BEGIN

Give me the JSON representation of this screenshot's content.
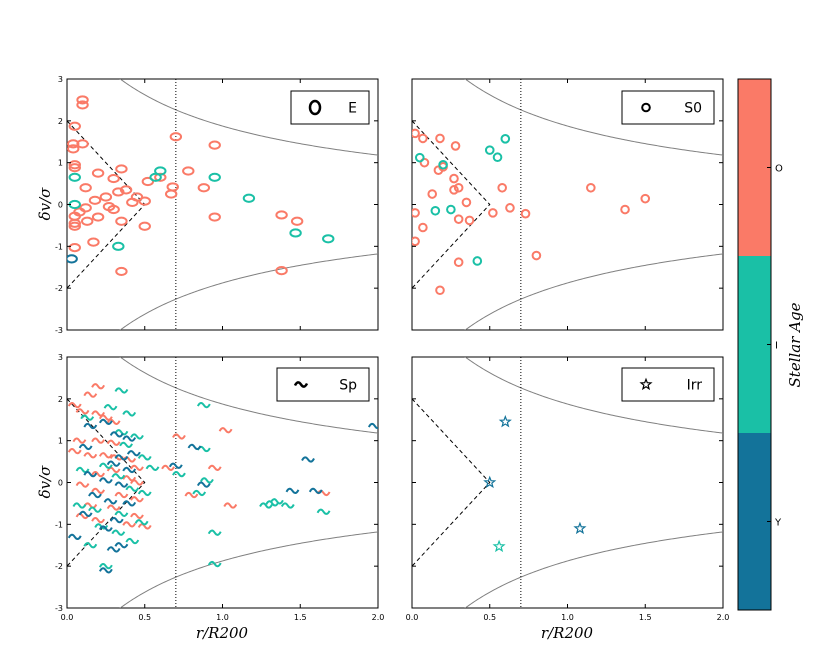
{
  "chart_data": {
    "type": "scatter",
    "layout": "2x2",
    "shared_axes": {
      "xlabel": "r/R200",
      "ylabel": "δv/σ",
      "xlim": [
        0.0,
        2.0
      ],
      "ylim": [
        -3,
        3
      ],
      "xticks": [
        "0.0",
        "0.5",
        "1.0",
        "1.5",
        "2.0"
      ],
      "yticks": [
        "3",
        "2",
        "1",
        "0",
        "-1",
        "-2",
        "-3"
      ],
      "vline_x": 0.7,
      "dashed_region": [
        [
          0.0,
          2.0
        ],
        [
          0.5,
          0.0
        ],
        [
          0.0,
          -2.0
        ]
      ],
      "caustic": "±1/sqrt(x)-like envelope"
    },
    "colorbar": {
      "label": "Stellar Age",
      "categories": [
        {
          "label": "O",
          "color": "#FA7A67"
        },
        {
          "label": "I",
          "color": "#1AC0A6"
        },
        {
          "label": "Y",
          "color": "#13739A"
        }
      ]
    },
    "panels": [
      {
        "legend": "E",
        "marker": "ellipse",
        "show_xticks": false,
        "show_yticks": true,
        "series": [
          {
            "name": "O",
            "points": [
              [
                0.1,
                2.5
              ],
              [
                0.1,
                2.38
              ],
              [
                0.05,
                1.87
              ],
              [
                0.1,
                1.45
              ],
              [
                0.04,
                1.45
              ],
              [
                0.04,
                1.33
              ],
              [
                0.05,
                0.95
              ],
              [
                0.05,
                0.88
              ],
              [
                0.12,
                0.4
              ],
              [
                0.2,
                0.75
              ],
              [
                0.35,
                0.85
              ],
              [
                0.3,
                0.62
              ],
              [
                0.38,
                0.35
              ],
              [
                0.33,
                0.3
              ],
              [
                0.25,
                0.18
              ],
              [
                0.18,
                0.1
              ],
              [
                0.12,
                -0.08
              ],
              [
                0.08,
                -0.18
              ],
              [
                0.05,
                -0.28
              ],
              [
                0.05,
                -0.45
              ],
              [
                0.05,
                -0.52
              ],
              [
                0.13,
                -0.4
              ],
              [
                0.2,
                -0.3
              ],
              [
                0.27,
                -0.05
              ],
              [
                0.3,
                -0.12
              ],
              [
                0.35,
                -0.4
              ],
              [
                0.42,
                0.05
              ],
              [
                0.45,
                0.18
              ],
              [
                0.5,
                0.08
              ],
              [
                0.52,
                0.55
              ],
              [
                0.6,
                0.65
              ],
              [
                0.68,
                0.42
              ],
              [
                0.7,
                1.62
              ],
              [
                0.78,
                0.8
              ],
              [
                0.88,
                0.4
              ],
              [
                0.95,
                1.42
              ],
              [
                0.95,
                -0.3
              ],
              [
                0.5,
                -0.52
              ],
              [
                0.17,
                -0.9
              ],
              [
                0.05,
                -1.03
              ],
              [
                0.35,
                -1.6
              ],
              [
                1.38,
                -0.25
              ],
              [
                1.48,
                -0.4
              ],
              [
                1.38,
                -1.58
              ],
              [
                0.67,
                0.25
              ]
            ]
          },
          {
            "name": "I",
            "points": [
              [
                0.05,
                0.0
              ],
              [
                0.05,
                0.65
              ],
              [
                0.6,
                0.8
              ],
              [
                0.57,
                0.65
              ],
              [
                0.95,
                0.65
              ],
              [
                1.17,
                0.15
              ],
              [
                1.47,
                -0.68
              ],
              [
                1.68,
                -0.82
              ],
              [
                0.33,
                -1.0
              ]
            ]
          },
          {
            "name": "Y",
            "points": [
              [
                0.03,
                -1.3
              ]
            ]
          }
        ]
      },
      {
        "legend": "S0",
        "marker": "circle",
        "show_xticks": false,
        "show_yticks": false,
        "series": [
          {
            "name": "O",
            "points": [
              [
                0.02,
                1.7
              ],
              [
                0.07,
                1.58
              ],
              [
                0.18,
                1.58
              ],
              [
                0.28,
                1.4
              ],
              [
                0.08,
                1.0
              ],
              [
                0.2,
                0.9
              ],
              [
                0.17,
                0.82
              ],
              [
                0.27,
                0.62
              ],
              [
                0.3,
                0.4
              ],
              [
                0.27,
                0.35
              ],
              [
                0.13,
                0.25
              ],
              [
                0.58,
                0.4
              ],
              [
                0.35,
                0.05
              ],
              [
                0.02,
                -0.2
              ],
              [
                0.07,
                -0.55
              ],
              [
                0.02,
                -0.88
              ],
              [
                0.3,
                -0.35
              ],
              [
                0.37,
                -0.38
              ],
              [
                0.52,
                -0.2
              ],
              [
                0.63,
                -0.08
              ],
              [
                0.73,
                -0.22
              ],
              [
                0.3,
                -1.38
              ],
              [
                0.8,
                -1.22
              ],
              [
                0.18,
                -2.05
              ],
              [
                1.15,
                0.4
              ],
              [
                1.37,
                -0.12
              ],
              [
                1.5,
                0.14
              ]
            ]
          },
          {
            "name": "I",
            "points": [
              [
                0.6,
                1.57
              ],
              [
                0.05,
                1.12
              ],
              [
                0.2,
                0.95
              ],
              [
                0.5,
                1.3
              ],
              [
                0.55,
                1.13
              ],
              [
                0.15,
                -0.15
              ],
              [
                0.25,
                -0.12
              ],
              [
                0.42,
                -1.35
              ]
            ]
          }
        ]
      },
      {
        "legend": "Sp",
        "marker": "wave",
        "show_xticks": true,
        "show_yticks": true,
        "series": [
          {
            "name": "O",
            "points": [
              [
                0.2,
                2.3
              ],
              [
                0.15,
                2.1
              ],
              [
                0.05,
                1.85
              ],
              [
                0.1,
                1.7
              ],
              [
                0.2,
                1.65
              ],
              [
                0.25,
                1.55
              ],
              [
                0.3,
                1.45
              ],
              [
                0.08,
                1.0
              ],
              [
                0.2,
                1.0
              ],
              [
                0.3,
                0.95
              ],
              [
                0.05,
                0.75
              ],
              [
                0.15,
                0.65
              ],
              [
                0.25,
                0.65
              ],
              [
                0.32,
                0.6
              ],
              [
                0.4,
                0.55
              ],
              [
                0.45,
                0.35
              ],
              [
                0.2,
                0.2
              ],
              [
                0.3,
                0.3
              ],
              [
                0.4,
                0.1
              ],
              [
                0.45,
                0.0
              ],
              [
                0.1,
                -0.05
              ],
              [
                0.2,
                -0.2
              ],
              [
                0.35,
                -0.3
              ],
              [
                0.45,
                -0.4
              ],
              [
                0.15,
                -0.55
              ],
              [
                0.3,
                -0.6
              ],
              [
                0.45,
                -0.8
              ],
              [
                0.1,
                -0.8
              ],
              [
                0.2,
                -0.9
              ],
              [
                0.4,
                -1.0
              ],
              [
                0.5,
                -1.05
              ],
              [
                0.72,
                1.1
              ],
              [
                1.02,
                1.25
              ],
              [
                0.65,
                0.35
              ],
              [
                0.95,
                0.35
              ],
              [
                1.05,
                -0.55
              ],
              [
                1.65,
                -0.25
              ],
              [
                0.8,
                -0.3
              ]
            ]
          },
          {
            "name": "I",
            "points": [
              [
                0.35,
                2.2
              ],
              [
                0.28,
                1.8
              ],
              [
                0.4,
                1.65
              ],
              [
                0.13,
                1.55
              ],
              [
                0.35,
                1.2
              ],
              [
                0.45,
                1.1
              ],
              [
                0.38,
                0.9
              ],
              [
                0.5,
                0.6
              ],
              [
                0.55,
                0.35
              ],
              [
                0.25,
                0.4
              ],
              [
                0.33,
                0.15
              ],
              [
                0.1,
                0.3
              ],
              [
                0.42,
                -0.15
              ],
              [
                0.5,
                -0.25
              ],
              [
                0.08,
                -0.55
              ],
              [
                0.18,
                -0.65
              ],
              [
                0.35,
                -0.75
              ],
              [
                0.48,
                -0.95
              ],
              [
                0.22,
                -1.05
              ],
              [
                0.33,
                -1.2
              ],
              [
                0.42,
                -1.4
              ],
              [
                0.15,
                -1.5
              ],
              [
                0.25,
                -2.0
              ],
              [
                0.88,
                1.85
              ],
              [
                0.88,
                0.8
              ],
              [
                0.72,
                0.2
              ],
              [
                0.9,
                0.05
              ],
              [
                0.85,
                -0.25
              ],
              [
                1.28,
                -0.55
              ],
              [
                1.32,
                -0.5
              ],
              [
                1.42,
                -0.55
              ],
              [
                1.65,
                -0.7
              ],
              [
                0.95,
                -1.2
              ],
              [
                0.95,
                -1.95
              ],
              [
                1.35,
                -0.45
              ]
            ]
          },
          {
            "name": "Y",
            "points": [
              [
                0.25,
                1.45
              ],
              [
                0.15,
                1.35
              ],
              [
                0.32,
                1.15
              ],
              [
                0.4,
                1.05
              ],
              [
                0.12,
                0.85
              ],
              [
                0.35,
                0.6
              ],
              [
                0.43,
                0.7
              ],
              [
                0.3,
                0.45
              ],
              [
                0.15,
                0.2
              ],
              [
                0.4,
                0.3
              ],
              [
                0.25,
                0.05
              ],
              [
                0.35,
                -0.05
              ],
              [
                0.18,
                -0.3
              ],
              [
                0.28,
                -0.45
              ],
              [
                0.4,
                -0.5
              ],
              [
                0.12,
                -0.75
              ],
              [
                0.32,
                -0.9
              ],
              [
                0.25,
                -1.1
              ],
              [
                0.05,
                -1.3
              ],
              [
                0.35,
                -1.5
              ],
              [
                0.3,
                -1.6
              ],
              [
                0.25,
                -2.1
              ],
              [
                0.7,
                0.4
              ],
              [
                0.88,
                -0.05
              ],
              [
                0.82,
                0.85
              ],
              [
                1.55,
                0.55
              ],
              [
                1.6,
                -0.2
              ],
              [
                1.45,
                -0.2
              ],
              [
                1.98,
                1.35
              ]
            ]
          }
        ]
      },
      {
        "legend": "Irr",
        "marker": "star",
        "show_xticks": true,
        "show_yticks": false,
        "series": [
          {
            "name": "I",
            "points": [
              [
                0.56,
                -1.53
              ]
            ]
          },
          {
            "name": "Y",
            "points": [
              [
                0.6,
                1.45
              ],
              [
                0.5,
                0.0
              ],
              [
                1.08,
                -1.1
              ]
            ]
          }
        ]
      }
    ]
  }
}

END

**STATED EXERCISE**
Track down all lines above with the string "marker" and copy them.

**EXERCISE RESPONSE**
        "marker": "ellipse",
        "marker": "circle",
        "marker": "wave",
        "marker": "star",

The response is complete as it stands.